__Dataset rows__.
********************
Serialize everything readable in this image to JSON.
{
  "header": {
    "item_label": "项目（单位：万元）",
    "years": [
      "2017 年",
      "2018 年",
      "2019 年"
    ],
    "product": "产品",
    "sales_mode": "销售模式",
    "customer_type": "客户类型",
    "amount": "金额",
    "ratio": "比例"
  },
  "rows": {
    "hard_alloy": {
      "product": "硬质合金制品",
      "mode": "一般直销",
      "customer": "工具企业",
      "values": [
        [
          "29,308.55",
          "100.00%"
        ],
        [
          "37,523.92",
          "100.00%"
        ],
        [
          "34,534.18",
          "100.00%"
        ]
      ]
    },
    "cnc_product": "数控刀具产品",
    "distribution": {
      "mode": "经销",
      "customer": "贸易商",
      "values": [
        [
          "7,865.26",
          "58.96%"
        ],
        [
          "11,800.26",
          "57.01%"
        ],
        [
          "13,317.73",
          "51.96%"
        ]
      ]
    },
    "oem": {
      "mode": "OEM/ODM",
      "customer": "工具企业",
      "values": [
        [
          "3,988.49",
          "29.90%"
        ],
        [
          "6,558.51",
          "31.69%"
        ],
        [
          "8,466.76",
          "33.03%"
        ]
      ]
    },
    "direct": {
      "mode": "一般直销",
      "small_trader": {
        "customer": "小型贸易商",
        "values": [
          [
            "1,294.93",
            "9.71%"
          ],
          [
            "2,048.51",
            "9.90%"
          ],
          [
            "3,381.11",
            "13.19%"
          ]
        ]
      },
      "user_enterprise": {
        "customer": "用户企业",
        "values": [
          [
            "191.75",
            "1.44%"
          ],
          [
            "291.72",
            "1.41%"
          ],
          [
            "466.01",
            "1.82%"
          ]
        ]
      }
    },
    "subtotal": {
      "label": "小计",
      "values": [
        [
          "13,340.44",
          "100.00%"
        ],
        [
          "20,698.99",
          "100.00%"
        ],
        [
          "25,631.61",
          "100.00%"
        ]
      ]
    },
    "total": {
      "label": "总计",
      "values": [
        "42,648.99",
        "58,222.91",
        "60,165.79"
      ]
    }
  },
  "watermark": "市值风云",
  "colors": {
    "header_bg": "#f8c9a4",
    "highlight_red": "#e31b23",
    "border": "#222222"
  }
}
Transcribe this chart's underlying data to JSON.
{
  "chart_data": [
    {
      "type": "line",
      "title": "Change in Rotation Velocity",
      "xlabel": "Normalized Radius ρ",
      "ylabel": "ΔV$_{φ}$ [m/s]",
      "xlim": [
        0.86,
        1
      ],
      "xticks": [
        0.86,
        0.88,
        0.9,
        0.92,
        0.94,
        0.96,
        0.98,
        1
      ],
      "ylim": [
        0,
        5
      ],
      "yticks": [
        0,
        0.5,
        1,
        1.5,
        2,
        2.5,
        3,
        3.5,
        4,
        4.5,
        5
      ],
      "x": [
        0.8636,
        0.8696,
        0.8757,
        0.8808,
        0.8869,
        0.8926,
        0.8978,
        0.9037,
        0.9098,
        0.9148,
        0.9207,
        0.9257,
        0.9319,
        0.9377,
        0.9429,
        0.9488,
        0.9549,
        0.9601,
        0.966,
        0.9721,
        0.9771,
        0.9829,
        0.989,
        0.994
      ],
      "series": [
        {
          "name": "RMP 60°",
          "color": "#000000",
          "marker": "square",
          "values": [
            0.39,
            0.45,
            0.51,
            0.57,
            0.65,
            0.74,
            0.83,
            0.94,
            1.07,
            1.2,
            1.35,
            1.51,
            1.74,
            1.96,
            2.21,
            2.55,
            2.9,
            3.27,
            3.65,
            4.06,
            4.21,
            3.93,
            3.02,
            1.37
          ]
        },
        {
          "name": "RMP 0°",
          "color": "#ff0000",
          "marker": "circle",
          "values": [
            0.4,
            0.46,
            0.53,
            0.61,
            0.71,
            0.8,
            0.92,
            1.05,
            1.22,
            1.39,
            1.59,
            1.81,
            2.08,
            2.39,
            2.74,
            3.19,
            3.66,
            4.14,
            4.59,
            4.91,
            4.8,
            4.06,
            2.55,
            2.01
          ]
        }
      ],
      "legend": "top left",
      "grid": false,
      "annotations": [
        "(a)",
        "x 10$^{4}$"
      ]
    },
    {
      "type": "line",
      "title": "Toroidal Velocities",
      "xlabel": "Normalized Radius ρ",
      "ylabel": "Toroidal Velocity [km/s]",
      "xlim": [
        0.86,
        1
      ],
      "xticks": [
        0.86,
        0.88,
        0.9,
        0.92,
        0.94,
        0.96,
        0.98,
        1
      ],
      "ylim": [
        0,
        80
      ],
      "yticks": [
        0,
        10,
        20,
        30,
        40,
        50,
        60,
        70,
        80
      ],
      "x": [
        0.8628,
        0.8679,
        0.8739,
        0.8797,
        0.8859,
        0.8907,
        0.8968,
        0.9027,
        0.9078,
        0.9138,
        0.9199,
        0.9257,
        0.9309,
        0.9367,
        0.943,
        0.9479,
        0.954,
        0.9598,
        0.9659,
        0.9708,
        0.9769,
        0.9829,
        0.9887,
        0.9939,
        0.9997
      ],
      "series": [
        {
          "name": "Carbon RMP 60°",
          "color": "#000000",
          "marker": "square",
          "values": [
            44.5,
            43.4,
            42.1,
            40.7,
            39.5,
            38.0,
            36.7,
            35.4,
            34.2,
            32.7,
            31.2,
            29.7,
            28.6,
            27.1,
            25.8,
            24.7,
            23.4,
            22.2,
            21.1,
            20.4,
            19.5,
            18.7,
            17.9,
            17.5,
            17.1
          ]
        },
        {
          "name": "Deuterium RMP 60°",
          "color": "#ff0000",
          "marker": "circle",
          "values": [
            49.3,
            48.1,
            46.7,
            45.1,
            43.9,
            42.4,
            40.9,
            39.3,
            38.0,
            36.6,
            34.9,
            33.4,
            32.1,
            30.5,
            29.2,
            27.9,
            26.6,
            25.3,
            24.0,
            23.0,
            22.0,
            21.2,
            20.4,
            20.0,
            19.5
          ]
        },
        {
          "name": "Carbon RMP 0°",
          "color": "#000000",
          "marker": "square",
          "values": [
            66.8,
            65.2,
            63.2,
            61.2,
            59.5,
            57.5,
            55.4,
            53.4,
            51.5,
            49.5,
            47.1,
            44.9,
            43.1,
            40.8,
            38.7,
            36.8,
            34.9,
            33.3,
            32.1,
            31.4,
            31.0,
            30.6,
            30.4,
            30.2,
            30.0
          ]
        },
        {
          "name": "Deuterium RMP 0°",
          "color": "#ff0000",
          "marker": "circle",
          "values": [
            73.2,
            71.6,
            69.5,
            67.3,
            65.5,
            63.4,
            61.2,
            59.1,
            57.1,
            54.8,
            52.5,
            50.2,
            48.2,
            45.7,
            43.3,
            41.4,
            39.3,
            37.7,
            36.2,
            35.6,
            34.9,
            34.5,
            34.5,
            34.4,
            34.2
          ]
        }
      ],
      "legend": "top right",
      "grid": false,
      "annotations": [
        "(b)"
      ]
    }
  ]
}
********************
__Problem to work on__.
Gather from the records above every line containing the string "Toroidal".

__Problem solution__.
      "title": "Toroidal Velocities",
      "ylabel": "Toroidal Velocity [km/s]",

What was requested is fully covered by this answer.